**GIVEN TASK:**
Find each line containing the word "content" and report how many there are. Add nothing else.

Records from a dataset
_ _ _ _

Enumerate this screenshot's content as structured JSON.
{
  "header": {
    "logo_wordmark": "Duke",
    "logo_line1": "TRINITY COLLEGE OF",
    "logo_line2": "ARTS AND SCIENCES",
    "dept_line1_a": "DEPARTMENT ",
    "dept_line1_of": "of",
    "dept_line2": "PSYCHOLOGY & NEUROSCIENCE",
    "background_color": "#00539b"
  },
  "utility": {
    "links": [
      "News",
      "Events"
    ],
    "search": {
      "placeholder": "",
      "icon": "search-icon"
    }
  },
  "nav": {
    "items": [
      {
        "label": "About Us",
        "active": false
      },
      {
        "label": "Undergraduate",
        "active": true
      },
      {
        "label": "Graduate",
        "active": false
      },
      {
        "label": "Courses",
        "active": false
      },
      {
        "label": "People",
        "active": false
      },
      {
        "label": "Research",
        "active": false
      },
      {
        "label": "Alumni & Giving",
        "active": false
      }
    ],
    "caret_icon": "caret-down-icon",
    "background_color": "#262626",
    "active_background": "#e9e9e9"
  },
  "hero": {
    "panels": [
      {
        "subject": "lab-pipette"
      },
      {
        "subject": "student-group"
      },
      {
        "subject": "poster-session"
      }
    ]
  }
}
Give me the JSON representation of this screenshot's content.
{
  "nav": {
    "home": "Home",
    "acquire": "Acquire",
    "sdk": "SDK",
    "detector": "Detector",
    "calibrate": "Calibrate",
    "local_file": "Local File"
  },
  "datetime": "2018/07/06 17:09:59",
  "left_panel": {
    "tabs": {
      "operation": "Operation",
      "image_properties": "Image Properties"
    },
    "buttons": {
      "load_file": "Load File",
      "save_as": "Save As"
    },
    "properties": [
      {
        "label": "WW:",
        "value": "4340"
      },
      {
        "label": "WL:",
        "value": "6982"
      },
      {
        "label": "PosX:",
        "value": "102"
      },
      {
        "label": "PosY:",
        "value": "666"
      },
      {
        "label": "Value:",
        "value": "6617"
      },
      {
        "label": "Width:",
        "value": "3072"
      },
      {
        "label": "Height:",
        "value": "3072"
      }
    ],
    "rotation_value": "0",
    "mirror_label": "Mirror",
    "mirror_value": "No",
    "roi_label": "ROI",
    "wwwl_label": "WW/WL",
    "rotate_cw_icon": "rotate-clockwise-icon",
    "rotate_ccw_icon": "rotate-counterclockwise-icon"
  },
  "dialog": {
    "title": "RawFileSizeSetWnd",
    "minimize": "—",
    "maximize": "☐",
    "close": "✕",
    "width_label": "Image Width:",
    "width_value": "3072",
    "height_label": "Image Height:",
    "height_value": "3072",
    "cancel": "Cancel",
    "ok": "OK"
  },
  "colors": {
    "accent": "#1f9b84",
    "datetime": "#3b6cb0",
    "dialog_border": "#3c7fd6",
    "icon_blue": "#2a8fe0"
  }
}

_ _ _ _

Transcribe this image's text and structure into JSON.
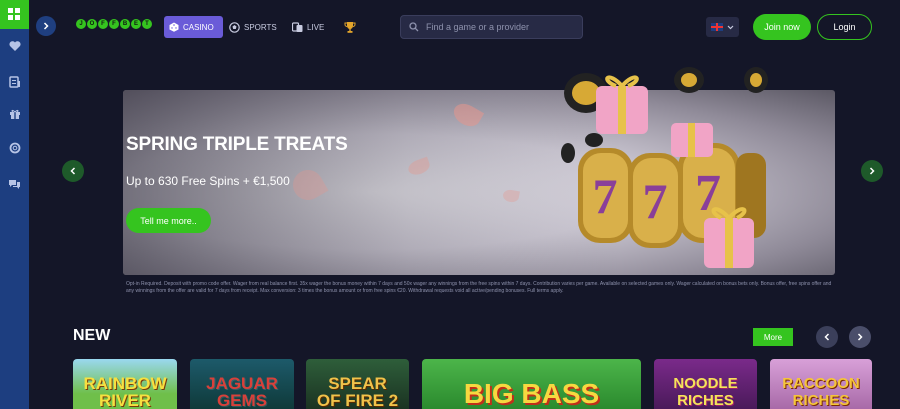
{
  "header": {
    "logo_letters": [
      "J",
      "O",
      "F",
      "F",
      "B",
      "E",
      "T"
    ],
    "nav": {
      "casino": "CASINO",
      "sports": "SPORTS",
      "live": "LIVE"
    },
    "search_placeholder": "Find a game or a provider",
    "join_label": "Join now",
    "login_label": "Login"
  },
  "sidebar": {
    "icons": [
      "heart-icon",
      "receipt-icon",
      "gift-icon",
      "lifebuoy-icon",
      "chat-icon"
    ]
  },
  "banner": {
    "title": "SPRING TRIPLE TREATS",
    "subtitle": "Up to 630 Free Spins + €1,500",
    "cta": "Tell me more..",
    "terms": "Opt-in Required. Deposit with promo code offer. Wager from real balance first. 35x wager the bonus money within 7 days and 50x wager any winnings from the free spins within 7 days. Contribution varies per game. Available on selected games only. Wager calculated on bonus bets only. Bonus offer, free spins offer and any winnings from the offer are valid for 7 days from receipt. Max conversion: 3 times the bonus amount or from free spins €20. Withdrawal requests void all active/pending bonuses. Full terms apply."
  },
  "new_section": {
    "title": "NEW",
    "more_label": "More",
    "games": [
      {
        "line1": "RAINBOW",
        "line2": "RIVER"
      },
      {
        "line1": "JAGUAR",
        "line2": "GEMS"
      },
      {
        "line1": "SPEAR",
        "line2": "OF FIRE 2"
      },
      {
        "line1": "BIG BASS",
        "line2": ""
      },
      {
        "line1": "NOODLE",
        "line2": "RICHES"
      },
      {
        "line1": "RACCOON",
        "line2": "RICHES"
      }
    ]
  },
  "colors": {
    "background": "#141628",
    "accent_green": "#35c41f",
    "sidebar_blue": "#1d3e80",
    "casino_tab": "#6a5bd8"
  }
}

_ _ _ _

**TASK SOLUTION:**
2